▸ **Job**
Return each line containing "that".

--------------------------------

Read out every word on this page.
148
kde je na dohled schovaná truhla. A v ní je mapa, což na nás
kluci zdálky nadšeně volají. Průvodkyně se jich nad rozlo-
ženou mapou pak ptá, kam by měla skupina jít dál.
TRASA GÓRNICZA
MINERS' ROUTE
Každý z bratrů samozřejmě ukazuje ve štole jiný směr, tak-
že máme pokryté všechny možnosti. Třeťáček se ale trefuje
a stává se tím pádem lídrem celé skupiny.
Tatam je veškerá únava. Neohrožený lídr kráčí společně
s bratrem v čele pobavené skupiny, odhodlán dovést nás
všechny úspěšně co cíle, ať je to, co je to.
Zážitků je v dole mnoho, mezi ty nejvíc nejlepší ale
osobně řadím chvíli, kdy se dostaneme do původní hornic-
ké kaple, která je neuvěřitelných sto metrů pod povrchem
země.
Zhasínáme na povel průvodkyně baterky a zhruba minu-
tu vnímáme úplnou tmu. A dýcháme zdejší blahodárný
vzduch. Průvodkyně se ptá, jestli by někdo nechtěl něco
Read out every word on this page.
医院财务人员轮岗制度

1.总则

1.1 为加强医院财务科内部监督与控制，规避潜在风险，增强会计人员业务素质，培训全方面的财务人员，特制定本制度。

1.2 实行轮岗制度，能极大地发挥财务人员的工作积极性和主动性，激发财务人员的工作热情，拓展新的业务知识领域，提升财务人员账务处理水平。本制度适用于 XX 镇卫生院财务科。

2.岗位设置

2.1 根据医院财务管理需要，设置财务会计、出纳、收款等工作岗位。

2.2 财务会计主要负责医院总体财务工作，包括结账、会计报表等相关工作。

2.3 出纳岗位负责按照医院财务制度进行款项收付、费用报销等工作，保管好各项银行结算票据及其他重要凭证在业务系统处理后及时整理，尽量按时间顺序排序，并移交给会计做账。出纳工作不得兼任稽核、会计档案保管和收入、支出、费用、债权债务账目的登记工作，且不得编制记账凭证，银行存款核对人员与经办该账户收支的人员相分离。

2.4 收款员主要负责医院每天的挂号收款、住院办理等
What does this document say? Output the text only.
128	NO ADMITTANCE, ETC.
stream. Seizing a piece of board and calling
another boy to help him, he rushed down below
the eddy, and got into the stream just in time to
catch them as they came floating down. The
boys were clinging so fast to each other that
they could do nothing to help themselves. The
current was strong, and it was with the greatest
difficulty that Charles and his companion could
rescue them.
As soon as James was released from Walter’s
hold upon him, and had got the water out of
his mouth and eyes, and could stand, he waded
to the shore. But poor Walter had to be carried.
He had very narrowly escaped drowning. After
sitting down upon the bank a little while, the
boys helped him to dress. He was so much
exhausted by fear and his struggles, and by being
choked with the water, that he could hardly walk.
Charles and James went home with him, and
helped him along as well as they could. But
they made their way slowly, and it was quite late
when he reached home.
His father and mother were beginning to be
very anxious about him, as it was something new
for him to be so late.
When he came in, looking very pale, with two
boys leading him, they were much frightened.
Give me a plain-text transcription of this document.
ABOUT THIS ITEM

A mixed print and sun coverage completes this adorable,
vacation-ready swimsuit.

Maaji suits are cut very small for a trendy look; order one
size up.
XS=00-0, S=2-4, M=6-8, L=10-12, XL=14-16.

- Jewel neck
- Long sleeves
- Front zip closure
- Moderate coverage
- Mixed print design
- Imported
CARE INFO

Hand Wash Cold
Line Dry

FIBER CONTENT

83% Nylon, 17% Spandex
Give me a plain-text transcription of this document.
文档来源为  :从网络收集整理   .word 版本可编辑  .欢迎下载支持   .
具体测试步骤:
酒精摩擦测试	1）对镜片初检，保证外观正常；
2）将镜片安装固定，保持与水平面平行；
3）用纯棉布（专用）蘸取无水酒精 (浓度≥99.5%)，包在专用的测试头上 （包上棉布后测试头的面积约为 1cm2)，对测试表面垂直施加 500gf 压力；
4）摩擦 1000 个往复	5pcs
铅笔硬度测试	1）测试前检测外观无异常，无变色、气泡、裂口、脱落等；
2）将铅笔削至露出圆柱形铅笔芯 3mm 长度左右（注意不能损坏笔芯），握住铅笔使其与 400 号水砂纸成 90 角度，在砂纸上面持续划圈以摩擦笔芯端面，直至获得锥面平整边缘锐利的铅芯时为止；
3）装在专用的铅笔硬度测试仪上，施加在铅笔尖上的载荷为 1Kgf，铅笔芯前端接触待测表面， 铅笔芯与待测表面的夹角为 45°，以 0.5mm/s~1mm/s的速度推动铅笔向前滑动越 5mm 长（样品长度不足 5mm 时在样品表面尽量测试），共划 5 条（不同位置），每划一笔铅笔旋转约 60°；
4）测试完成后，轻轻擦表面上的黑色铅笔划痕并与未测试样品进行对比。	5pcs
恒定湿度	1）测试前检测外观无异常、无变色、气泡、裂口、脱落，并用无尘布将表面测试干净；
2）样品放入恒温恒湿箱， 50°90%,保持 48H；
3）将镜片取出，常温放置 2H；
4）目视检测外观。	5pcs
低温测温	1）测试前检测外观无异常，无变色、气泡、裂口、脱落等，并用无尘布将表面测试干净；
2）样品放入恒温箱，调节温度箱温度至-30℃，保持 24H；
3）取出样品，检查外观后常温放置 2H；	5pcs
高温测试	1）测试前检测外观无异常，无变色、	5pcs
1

--------------------------------

▸ **Result for this task**
boys were clinging so fast to each other that
difficulty that Charles and his companion could
choked with the water, that he could hardly walk.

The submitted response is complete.